- **Short problem**
Every line of the material is to be quoted verbatim, minus the pictures.

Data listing
-=-=-=-=-

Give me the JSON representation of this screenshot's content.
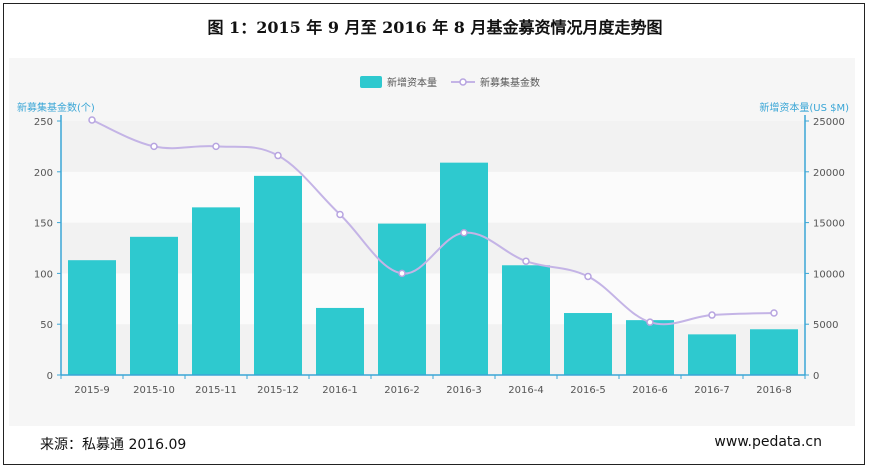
{
  "header": {
    "title": "图 1：2015 年 9 月至 2016 年 8 月基金募资情况月度走势图"
  },
  "footer": {
    "source": "来源：私募通  2016.09",
    "site": "www.pedata.cn"
  },
  "colors": {
    "bar": "#2ec9cf",
    "line": "#c4b4e6",
    "axis": "#3aa6d6",
    "text": "#555555"
  },
  "chart_data": {
    "type": "bar",
    "categories": [
      "2015-9",
      "2015-10",
      "2015-11",
      "2015-12",
      "2016-1",
      "2016-2",
      "2016-3",
      "2016-4",
      "2016-5",
      "2016-6",
      "2016-7",
      "2016-8"
    ],
    "series": [
      {
        "name": "新增资本量",
        "type": "bar",
        "axis": "right",
        "values": [
          11300,
          13600,
          16500,
          19600,
          6600,
          14900,
          20900,
          10800,
          6100,
          5400,
          4000,
          4500
        ]
      },
      {
        "name": "新募集基金数",
        "type": "line",
        "axis": "left",
        "values": [
          251,
          225,
          225,
          216,
          158,
          100,
          140,
          112,
          97,
          52,
          59,
          61
        ]
      }
    ],
    "ylabel_left": "新募集基金数(个)",
    "ylabel_right": "新增资本量(US $M)",
    "ylim_left": [
      0,
      250
    ],
    "ylim_right": [
      0,
      25000
    ],
    "yticks_left": [
      "0",
      "50",
      "100",
      "150",
      "200",
      "250"
    ],
    "yticks_right": [
      "0",
      "5000",
      "10000",
      "15000",
      "20000",
      "25000"
    ],
    "legend_position": "top-center"
  }
}
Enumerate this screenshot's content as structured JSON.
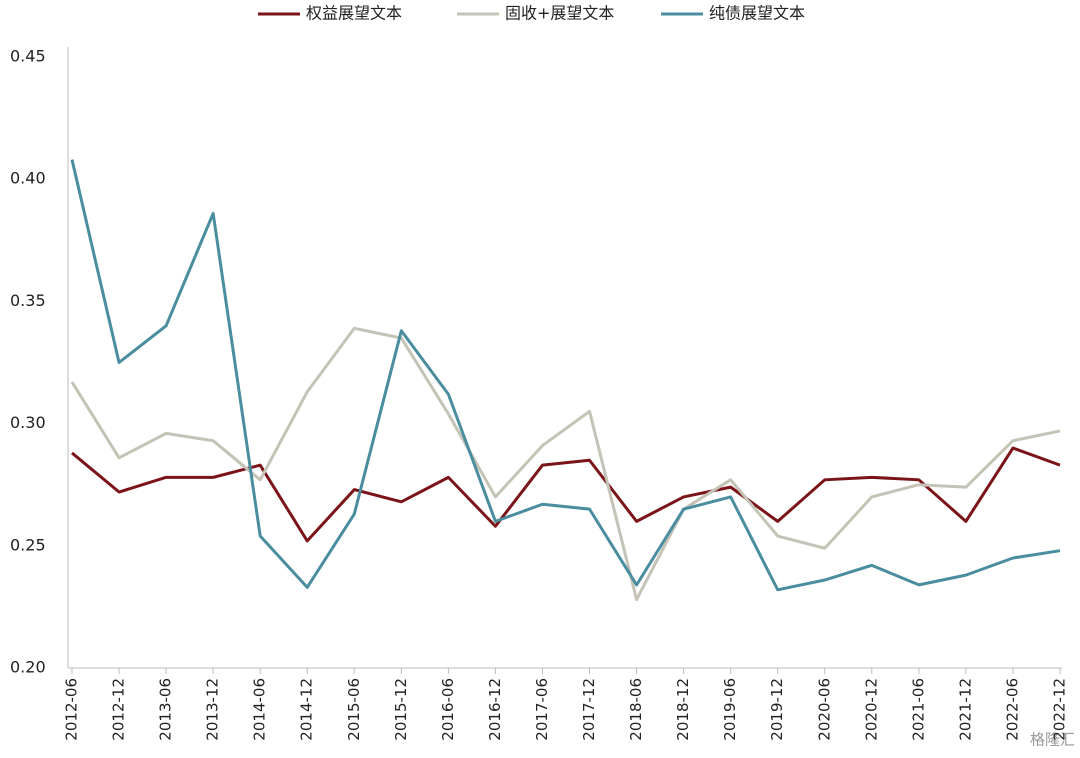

-=-=-=-=-

- **In response**
Give me the JSON representation of this screenshot's content.
{
  "header": {
    "title": "图 1：2015 年 9 月至 2016 年 8 月基金募资情况月度走势图"
  },
  "footer": {
    "source": "来源：私募通  2016.09",
    "site": "www.pedata.cn"
  },
  "colors": {
    "bar": "#2ec9cf",
    "line": "#c4b4e6",
    "axis": "#3aa6d6",
    "text": "#555555"
  },
  "chart_data": {
    "type": "bar",
    "categories": [
      "2015-9",
      "2015-10",
      "2015-11",
      "2015-12",
      "2016-1",
      "2016-2",
      "2016-3",
      "2016-4",
      "2016-5",
      "2016-6",
      "2016-7",
      "2016-8"
    ],
    "series": [
      {
        "name": "新增资本量",
        "type": "bar",
        "axis": "right",
        "values": [
          11300,
          13600,
          16500,
          19600,
          6600,
          14900,
          20900,
          10800,
          6100,
          5400,
          4000,
          4500
        ]
      },
      {
        "name": "新募集基金数",
        "type": "line",
        "axis": "left",
        "values": [
          251,
          225,
          225,
          216,
          158,
          100,
          140,
          112,
          97,
          52,
          59,
          61
        ]
      }
    ],
    "ylabel_left": "新募集基金数(个)",
    "ylabel_right": "新增资本量(US $M)",
    "ylim_left": [
      0,
      250
    ],
    "ylim_right": [
      0,
      25000
    ],
    "yticks_left": [
      "0",
      "50",
      "100",
      "150",
      "200",
      "250"
    ],
    "yticks_right": [
      "0",
      "5000",
      "10000",
      "15000",
      "20000",
      "25000"
    ],
    "legend_position": "top-center"
  }
}
Enumerate this screenshot's content as structured JSON.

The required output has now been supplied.